- **What is asked**
Every line with the string "Vertical" should be gathered.

** BEGIN **

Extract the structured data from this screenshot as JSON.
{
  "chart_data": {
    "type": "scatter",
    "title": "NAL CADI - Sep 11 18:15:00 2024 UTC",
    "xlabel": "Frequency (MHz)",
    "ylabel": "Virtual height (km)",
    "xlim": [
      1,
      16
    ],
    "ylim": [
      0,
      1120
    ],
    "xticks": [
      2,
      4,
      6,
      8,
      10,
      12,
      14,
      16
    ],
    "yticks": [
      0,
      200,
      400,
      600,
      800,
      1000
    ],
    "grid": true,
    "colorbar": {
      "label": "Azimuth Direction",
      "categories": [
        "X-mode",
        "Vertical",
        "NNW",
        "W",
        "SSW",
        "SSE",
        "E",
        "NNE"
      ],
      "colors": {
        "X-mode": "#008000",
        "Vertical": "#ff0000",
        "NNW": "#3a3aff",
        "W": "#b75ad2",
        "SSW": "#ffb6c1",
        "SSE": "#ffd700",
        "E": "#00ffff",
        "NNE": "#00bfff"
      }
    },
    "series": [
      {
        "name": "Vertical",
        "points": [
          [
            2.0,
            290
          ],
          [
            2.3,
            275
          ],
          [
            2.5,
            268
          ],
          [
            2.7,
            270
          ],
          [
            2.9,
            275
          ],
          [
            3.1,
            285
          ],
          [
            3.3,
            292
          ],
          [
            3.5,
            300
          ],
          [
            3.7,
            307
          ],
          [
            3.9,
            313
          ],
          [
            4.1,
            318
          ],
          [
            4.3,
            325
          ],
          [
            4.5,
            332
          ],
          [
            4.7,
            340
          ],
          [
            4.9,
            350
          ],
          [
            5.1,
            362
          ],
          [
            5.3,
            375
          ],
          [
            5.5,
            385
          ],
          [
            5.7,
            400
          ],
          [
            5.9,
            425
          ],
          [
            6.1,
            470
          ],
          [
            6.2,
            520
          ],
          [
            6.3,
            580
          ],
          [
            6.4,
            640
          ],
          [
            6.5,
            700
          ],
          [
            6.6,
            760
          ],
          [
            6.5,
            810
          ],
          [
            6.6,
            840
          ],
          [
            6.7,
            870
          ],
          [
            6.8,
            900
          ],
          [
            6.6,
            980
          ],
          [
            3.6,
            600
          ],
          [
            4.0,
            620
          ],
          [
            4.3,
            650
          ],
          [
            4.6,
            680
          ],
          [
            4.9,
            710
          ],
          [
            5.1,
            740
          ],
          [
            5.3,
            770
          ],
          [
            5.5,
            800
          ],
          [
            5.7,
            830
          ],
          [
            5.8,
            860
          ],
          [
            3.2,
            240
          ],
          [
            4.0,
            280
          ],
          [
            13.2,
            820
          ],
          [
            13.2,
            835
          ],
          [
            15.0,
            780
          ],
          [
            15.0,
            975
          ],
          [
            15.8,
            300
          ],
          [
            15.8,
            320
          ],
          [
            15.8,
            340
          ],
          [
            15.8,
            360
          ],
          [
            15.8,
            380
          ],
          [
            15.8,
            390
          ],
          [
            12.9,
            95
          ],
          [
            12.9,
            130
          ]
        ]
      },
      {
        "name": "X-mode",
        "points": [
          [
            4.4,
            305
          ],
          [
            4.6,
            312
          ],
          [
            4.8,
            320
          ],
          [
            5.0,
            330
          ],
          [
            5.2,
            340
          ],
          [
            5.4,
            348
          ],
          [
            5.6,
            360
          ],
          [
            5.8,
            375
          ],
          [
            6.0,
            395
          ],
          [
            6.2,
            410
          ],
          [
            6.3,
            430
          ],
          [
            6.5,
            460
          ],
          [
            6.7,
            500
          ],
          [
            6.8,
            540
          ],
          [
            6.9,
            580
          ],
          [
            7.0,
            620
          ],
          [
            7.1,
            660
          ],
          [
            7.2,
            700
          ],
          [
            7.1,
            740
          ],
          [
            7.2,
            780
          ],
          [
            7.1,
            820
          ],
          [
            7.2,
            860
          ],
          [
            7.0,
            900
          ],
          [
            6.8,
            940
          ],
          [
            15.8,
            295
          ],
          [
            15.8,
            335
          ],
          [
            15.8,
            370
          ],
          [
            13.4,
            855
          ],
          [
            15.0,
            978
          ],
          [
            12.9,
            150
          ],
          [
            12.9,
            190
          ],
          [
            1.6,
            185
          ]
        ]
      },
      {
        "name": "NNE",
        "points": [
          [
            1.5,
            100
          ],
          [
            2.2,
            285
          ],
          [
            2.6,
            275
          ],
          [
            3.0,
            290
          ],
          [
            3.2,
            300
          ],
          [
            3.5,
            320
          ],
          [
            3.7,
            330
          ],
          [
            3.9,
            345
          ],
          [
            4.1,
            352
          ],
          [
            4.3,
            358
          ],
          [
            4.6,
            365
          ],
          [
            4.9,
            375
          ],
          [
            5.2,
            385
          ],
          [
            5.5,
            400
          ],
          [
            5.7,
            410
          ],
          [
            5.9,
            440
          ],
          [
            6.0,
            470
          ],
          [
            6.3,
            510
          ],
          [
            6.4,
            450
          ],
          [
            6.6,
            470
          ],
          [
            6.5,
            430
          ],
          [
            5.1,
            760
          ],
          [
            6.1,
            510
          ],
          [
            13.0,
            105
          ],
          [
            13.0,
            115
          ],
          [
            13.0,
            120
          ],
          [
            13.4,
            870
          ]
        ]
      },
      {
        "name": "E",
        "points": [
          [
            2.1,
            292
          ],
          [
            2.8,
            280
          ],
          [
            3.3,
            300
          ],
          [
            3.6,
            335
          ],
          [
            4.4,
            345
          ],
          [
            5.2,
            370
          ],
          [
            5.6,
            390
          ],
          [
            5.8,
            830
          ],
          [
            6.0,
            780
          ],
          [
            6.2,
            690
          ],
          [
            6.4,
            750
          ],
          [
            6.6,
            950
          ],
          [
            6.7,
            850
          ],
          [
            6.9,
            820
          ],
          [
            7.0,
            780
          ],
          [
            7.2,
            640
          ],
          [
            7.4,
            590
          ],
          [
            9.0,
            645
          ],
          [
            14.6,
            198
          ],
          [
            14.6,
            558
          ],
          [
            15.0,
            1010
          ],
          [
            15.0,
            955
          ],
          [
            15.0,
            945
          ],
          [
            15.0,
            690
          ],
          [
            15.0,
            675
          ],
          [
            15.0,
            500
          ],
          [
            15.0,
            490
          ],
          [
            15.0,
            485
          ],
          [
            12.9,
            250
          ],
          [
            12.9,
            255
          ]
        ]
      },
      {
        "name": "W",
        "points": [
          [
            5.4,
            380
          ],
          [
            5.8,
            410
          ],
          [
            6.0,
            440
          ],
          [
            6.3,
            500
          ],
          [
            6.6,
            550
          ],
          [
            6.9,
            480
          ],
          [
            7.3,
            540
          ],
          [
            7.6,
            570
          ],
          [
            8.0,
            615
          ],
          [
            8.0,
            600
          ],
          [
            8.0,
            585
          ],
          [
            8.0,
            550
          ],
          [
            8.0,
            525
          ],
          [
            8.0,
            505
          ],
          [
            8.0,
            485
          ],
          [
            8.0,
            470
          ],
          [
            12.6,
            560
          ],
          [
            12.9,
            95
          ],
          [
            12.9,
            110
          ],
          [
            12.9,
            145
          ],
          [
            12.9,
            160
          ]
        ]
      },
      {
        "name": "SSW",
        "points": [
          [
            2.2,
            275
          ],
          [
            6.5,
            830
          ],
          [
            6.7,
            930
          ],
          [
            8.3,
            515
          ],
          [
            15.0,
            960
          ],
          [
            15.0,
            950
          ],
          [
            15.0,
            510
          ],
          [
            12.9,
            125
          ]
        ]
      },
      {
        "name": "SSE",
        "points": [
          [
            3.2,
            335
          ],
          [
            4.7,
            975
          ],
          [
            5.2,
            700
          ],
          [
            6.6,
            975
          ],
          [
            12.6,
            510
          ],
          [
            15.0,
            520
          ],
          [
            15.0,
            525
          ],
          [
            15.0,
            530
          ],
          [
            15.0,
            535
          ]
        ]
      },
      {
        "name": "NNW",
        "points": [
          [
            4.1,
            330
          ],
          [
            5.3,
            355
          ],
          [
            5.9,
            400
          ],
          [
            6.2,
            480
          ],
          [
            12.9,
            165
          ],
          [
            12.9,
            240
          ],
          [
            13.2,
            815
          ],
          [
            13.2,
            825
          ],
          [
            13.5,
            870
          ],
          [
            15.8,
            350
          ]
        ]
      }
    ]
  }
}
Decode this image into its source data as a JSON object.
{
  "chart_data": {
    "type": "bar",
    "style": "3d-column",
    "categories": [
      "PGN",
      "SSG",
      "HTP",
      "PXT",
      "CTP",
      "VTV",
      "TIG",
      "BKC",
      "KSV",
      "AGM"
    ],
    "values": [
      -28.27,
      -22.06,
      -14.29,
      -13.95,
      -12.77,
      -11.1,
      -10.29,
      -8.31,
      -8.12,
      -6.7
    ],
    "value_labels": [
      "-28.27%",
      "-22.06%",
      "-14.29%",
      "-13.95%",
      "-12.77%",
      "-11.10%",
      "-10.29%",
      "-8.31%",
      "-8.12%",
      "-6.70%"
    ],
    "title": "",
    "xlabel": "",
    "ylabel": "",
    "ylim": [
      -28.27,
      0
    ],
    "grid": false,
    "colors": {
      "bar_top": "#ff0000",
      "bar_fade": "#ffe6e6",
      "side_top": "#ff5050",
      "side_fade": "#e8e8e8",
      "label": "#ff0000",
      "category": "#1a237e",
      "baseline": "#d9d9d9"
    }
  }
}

** END **

- **Reply**
        "Vertical",
        "Vertical": "#ff0000",
        "name": "Vertical",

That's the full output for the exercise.